(Collected data)
start
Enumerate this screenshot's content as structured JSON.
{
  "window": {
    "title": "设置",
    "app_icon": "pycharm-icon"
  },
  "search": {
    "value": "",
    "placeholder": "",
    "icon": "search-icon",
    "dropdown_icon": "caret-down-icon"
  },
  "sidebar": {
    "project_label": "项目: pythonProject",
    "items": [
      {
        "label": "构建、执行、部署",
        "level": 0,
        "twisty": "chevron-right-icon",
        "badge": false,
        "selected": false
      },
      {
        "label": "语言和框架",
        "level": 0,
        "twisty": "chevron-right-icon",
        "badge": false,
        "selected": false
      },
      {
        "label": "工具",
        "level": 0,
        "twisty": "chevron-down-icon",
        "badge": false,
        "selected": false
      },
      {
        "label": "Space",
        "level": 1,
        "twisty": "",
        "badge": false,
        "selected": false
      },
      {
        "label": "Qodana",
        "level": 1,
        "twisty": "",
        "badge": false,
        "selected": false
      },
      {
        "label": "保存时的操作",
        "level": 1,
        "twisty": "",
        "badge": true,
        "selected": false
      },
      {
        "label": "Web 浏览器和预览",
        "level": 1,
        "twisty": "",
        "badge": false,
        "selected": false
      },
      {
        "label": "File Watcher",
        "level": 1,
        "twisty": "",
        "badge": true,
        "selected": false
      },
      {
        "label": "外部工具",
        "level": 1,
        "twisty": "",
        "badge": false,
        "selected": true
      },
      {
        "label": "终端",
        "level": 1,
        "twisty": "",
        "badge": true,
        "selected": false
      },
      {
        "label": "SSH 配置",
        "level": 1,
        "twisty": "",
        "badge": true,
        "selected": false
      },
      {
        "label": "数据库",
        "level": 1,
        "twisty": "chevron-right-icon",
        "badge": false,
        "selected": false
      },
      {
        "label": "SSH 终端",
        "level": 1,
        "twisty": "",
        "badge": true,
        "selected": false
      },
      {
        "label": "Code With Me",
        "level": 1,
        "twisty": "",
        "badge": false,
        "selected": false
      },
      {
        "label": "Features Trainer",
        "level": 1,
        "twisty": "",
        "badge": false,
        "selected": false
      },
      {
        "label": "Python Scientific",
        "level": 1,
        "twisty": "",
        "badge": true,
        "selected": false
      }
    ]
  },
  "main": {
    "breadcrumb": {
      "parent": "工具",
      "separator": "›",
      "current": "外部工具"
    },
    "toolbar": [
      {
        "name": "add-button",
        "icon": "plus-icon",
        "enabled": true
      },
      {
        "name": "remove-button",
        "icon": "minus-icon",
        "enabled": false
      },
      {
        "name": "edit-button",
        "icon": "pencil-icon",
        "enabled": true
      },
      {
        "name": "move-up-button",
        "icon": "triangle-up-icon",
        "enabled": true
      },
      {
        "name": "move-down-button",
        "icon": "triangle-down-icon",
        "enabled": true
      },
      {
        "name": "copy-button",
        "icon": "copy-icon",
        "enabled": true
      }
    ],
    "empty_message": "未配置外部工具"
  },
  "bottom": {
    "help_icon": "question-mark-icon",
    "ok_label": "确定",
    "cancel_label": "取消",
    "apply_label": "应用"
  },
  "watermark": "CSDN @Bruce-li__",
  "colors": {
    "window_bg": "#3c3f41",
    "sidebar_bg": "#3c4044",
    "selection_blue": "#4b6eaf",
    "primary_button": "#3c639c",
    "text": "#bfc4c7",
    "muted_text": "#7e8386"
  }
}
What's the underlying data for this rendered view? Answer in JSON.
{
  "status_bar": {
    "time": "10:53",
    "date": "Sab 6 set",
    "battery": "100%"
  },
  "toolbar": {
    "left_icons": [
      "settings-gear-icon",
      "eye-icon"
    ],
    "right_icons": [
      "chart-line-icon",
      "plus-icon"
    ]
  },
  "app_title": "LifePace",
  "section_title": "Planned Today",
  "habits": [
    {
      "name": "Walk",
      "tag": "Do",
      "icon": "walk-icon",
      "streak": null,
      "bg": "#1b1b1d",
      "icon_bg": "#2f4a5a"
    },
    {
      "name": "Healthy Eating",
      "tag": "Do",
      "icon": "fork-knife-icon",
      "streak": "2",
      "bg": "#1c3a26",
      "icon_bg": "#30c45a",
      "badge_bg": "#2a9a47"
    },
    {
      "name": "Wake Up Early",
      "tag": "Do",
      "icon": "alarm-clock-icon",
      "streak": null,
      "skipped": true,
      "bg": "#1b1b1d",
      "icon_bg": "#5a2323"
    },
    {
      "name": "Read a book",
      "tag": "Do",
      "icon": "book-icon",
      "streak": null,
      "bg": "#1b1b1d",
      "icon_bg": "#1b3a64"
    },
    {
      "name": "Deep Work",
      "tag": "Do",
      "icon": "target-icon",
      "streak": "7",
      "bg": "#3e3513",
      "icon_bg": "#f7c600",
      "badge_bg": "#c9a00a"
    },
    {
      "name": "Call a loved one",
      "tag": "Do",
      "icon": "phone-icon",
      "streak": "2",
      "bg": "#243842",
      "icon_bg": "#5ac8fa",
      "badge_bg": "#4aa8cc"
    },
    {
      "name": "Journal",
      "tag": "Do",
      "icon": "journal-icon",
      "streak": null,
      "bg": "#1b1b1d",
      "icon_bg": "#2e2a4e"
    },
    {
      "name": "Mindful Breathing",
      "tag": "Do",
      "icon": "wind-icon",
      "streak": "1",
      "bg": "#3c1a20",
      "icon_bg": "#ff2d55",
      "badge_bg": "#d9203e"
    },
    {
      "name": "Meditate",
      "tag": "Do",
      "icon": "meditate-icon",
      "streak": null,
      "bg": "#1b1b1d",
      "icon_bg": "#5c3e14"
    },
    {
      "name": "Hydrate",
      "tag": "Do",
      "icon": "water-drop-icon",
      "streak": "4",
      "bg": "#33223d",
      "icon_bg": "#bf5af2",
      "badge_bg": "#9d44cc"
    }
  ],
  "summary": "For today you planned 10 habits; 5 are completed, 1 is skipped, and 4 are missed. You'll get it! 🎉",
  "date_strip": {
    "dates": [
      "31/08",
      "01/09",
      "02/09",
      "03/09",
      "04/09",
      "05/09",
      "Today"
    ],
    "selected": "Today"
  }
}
end
What the task requires: All the data must be duplicated exactly, with nothing added or removed.

Solution for this task:
Enumerate this screenshot's content as structured JSON.
{
  "window": {
    "title": "设置",
    "app_icon": "pycharm-icon"
  },
  "search": {
    "value": "",
    "placeholder": "",
    "icon": "search-icon",
    "dropdown_icon": "caret-down-icon"
  },
  "sidebar": {
    "project_label": "项目: pythonProject",
    "items": [
      {
        "label": "构建、执行、部署",
        "level": 0,
        "twisty": "chevron-right-icon",
        "badge": false,
        "selected": false
      },
      {
        "label": "语言和框架",
        "level": 0,
        "twisty": "chevron-right-icon",
        "badge": false,
        "selected": false
      },
      {
        "label": "工具",
        "level": 0,
        "twisty": "chevron-down-icon",
        "badge": false,
        "selected": false
      },
      {
        "label": "Space",
        "level": 1,
        "twisty": "",
        "badge": false,
        "selected": false
      },
      {
        "label": "Qodana",
        "level": 1,
        "twisty": "",
        "badge": false,
        "selected": false
      },
      {
        "label": "保存时的操作",
        "level": 1,
        "twisty": "",
        "badge": true,
        "selected": false
      },
      {
        "label": "Web 浏览器和预览",
        "level": 1,
        "twisty": "",
        "badge": false,
        "selected": false
      },
      {
        "label": "File Watcher",
        "level": 1,
        "twisty": "",
        "badge": true,
        "selected": false
      },
      {
        "label": "外部工具",
        "level": 1,
        "twisty": "",
        "badge": false,
        "selected": true
      },
      {
        "label": "终端",
        "level": 1,
        "twisty": "",
        "badge": true,
        "selected": false
      },
      {
        "label": "SSH 配置",
        "level": 1,
        "twisty": "",
        "badge": true,
        "selected": false
      },
      {
        "label": "数据库",
        "level": 1,
        "twisty": "chevron-right-icon",
        "badge": false,
        "selected": false
      },
      {
        "label": "SSH 终端",
        "level": 1,
        "twisty": "",
        "badge": true,
        "selected": false
      },
      {
        "label": "Code With Me",
        "level": 1,
        "twisty": "",
        "badge": false,
        "selected": false
      },
      {
        "label": "Features Trainer",
        "level": 1,
        "twisty": "",
        "badge": false,
        "selected": false
      },
      {
        "label": "Python Scientific",
        "level": 1,
        "twisty": "",
        "badge": true,
        "selected": false
      }
    ]
  },
  "main": {
    "breadcrumb": {
      "parent": "工具",
      "separator": "›",
      "current": "外部工具"
    },
    "toolbar": [
      {
        "name": "add-button",
        "icon": "plus-icon",
        "enabled": true
      },
      {
        "name": "remove-button",
        "icon": "minus-icon",
        "enabled": false
      },
      {
        "name": "edit-button",
        "icon": "pencil-icon",
        "enabled": true
      },
      {
        "name": "move-up-button",
        "icon": "triangle-up-icon",
        "enabled": true
      },
      {
        "name": "move-down-button",
        "icon": "triangle-down-icon",
        "enabled": true
      },
      {
        "name": "copy-button",
        "icon": "copy-icon",
        "enabled": true
      }
    ],
    "empty_message": "未配置外部工具"
  },
  "bottom": {
    "help_icon": "question-mark-icon",
    "ok_label": "确定",
    "cancel_label": "取消",
    "apply_label": "应用"
  },
  "watermark": "CSDN @Bruce-li__",
  "colors": {
    "window_bg": "#3c3f41",
    "sidebar_bg": "#3c4044",
    "selection_blue": "#4b6eaf",
    "primary_button": "#3c639c",
    "text": "#bfc4c7",
    "muted_text": "#7e8386"
  }
}
What's the underlying data for this rendered view? Answer in JSON.
{
  "status_bar": {
    "time": "10:53",
    "date": "Sab 6 set",
    "battery": "100%"
  },
  "toolbar": {
    "left_icons": [
      "settings-gear-icon",
      "eye-icon"
    ],
    "right_icons": [
      "chart-line-icon",
      "plus-icon"
    ]
  },
  "app_title": "LifePace",
  "section_title": "Planned Today",
  "habits": [
    {
      "name": "Walk",
      "tag": "Do",
      "icon": "walk-icon",
      "streak": null,
      "bg": "#1b1b1d",
      "icon_bg": "#2f4a5a"
    },
    {
      "name": "Healthy Eating",
      "tag": "Do",
      "icon": "fork-knife-icon",
      "streak": "2",
      "bg": "#1c3a26",
      "icon_bg": "#30c45a",
      "badge_bg": "#2a9a47"
    },
    {
      "name": "Wake Up Early",
      "tag": "Do",
      "icon": "alarm-clock-icon",
      "streak": null,
      "skipped": true,
      "bg": "#1b1b1d",
      "icon_bg": "#5a2323"
    },
    {
      "name": "Read a book",
      "tag": "Do",
      "icon": "book-icon",
      "streak": null,
      "bg": "#1b1b1d",
      "icon_bg": "#1b3a64"
    },
    {
      "name": "Deep Work",
      "tag": "Do",
      "icon": "target-icon",
      "streak": "7",
      "bg": "#3e3513",
      "icon_bg": "#f7c600",
      "badge_bg": "#c9a00a"
    },
    {
      "name": "Call a loved one",
      "tag": "Do",
      "icon": "phone-icon",
      "streak": "2",
      "bg": "#243842",
      "icon_bg": "#5ac8fa",
      "badge_bg": "#4aa8cc"
    },
    {
      "name": "Journal",
      "tag": "Do",
      "icon": "journal-icon",
      "streak": null,
      "bg": "#1b1b1d",
      "icon_bg": "#2e2a4e"
    },
    {
      "name": "Mindful Breathing",
      "tag": "Do",
      "icon": "wind-icon",
      "streak": "1",
      "bg": "#3c1a20",
      "icon_bg": "#ff2d55",
      "badge_bg": "#d9203e"
    },
    {
      "name": "Meditate",
      "tag": "Do",
      "icon": "meditate-icon",
      "streak": null,
      "bg": "#1b1b1d",
      "icon_bg": "#5c3e14"
    },
    {
      "name": "Hydrate",
      "tag": "Do",
      "icon": "water-drop-icon",
      "streak": "4",
      "bg": "#33223d",
      "icon_bg": "#bf5af2",
      "badge_bg": "#9d44cc"
    }
  ],
  "summary": "For today you planned 10 habits; 5 are completed, 1 is skipped, and 4 are missed. You'll get it! 🎉",
  "date_strip": {
    "dates": [
      "31/08",
      "01/09",
      "02/09",
      "03/09",
      "04/09",
      "05/09",
      "Today"
    ],
    "selected": "Today"
  }
}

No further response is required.